> Records about charts and figures
=======

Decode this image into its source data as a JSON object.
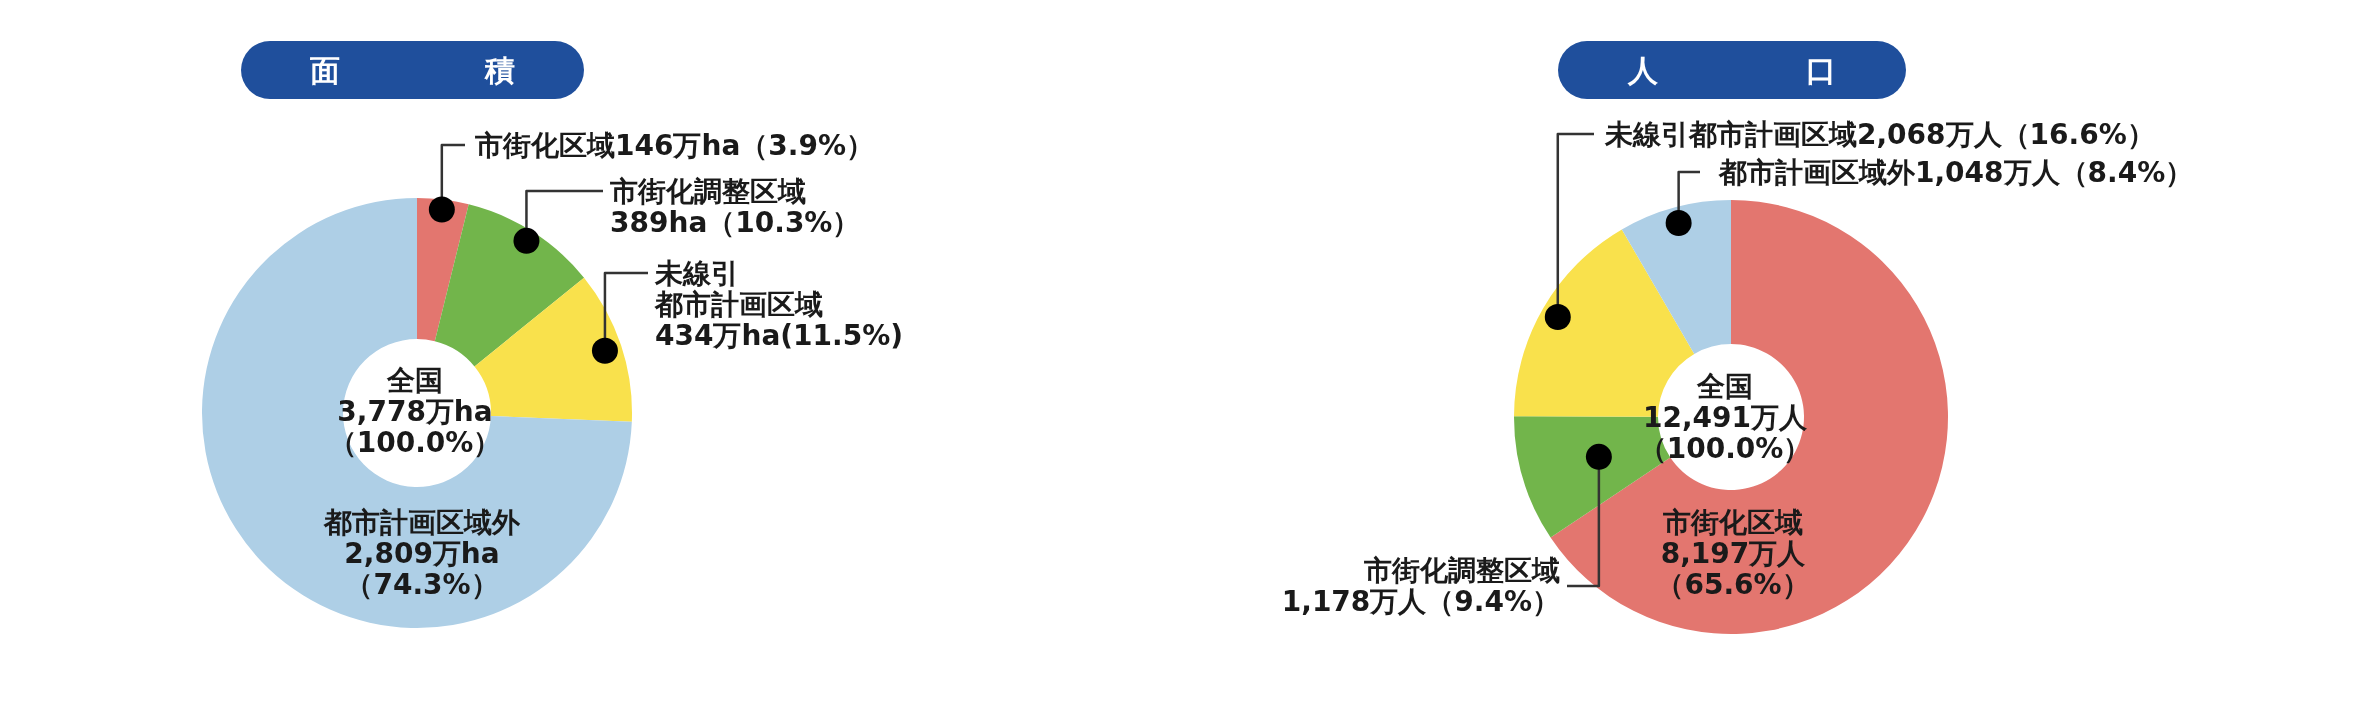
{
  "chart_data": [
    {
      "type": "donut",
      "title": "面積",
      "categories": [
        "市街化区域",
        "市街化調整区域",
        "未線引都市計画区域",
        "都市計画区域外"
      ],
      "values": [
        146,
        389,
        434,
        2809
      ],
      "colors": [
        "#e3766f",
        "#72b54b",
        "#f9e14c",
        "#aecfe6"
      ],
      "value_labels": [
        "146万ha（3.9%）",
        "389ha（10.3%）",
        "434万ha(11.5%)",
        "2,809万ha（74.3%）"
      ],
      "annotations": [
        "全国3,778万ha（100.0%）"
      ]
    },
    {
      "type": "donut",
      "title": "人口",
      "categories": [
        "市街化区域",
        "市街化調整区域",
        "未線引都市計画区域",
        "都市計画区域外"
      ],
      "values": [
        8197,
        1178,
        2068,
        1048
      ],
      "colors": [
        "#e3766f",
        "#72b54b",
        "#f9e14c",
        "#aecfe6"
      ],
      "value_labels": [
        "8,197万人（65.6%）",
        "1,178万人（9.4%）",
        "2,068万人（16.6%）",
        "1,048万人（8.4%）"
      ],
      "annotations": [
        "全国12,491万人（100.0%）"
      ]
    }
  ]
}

=======

> TASK REQUIREMENTS
Each line of the material must be retyped exactly, except that images are omitted.

> RESPONSE TO THE EXERCISE
Decode this image into its source data as a JSON object.
{
  "chart_data": [
    {
      "type": "donut",
      "title": "面積",
      "categories": [
        "市街化区域",
        "市街化調整区域",
        "未線引都市計画区域",
        "都市計画区域外"
      ],
      "values": [
        146,
        389,
        434,
        2809
      ],
      "colors": [
        "#e3766f",
        "#72b54b",
        "#f9e14c",
        "#aecfe6"
      ],
      "value_labels": [
        "146万ha（3.9%）",
        "389ha（10.3%）",
        "434万ha(11.5%)",
        "2,809万ha（74.3%）"
      ],
      "annotations": [
        "全国3,778万ha（100.0%）"
      ]
    },
    {
      "type": "donut",
      "title": "人口",
      "categories": [
        "市街化区域",
        "市街化調整区域",
        "未線引都市計画区域",
        "都市計画区域外"
      ],
      "values": [
        8197,
        1178,
        2068,
        1048
      ],
      "colors": [
        "#e3766f",
        "#72b54b",
        "#f9e14c",
        "#aecfe6"
      ],
      "value_labels": [
        "8,197万人（65.6%）",
        "1,178万人（9.4%）",
        "2,068万人（16.6%）",
        "1,048万人（8.4%）"
      ],
      "annotations": [
        "全国12,491万人（100.0%）"
      ]
    }
  ]
}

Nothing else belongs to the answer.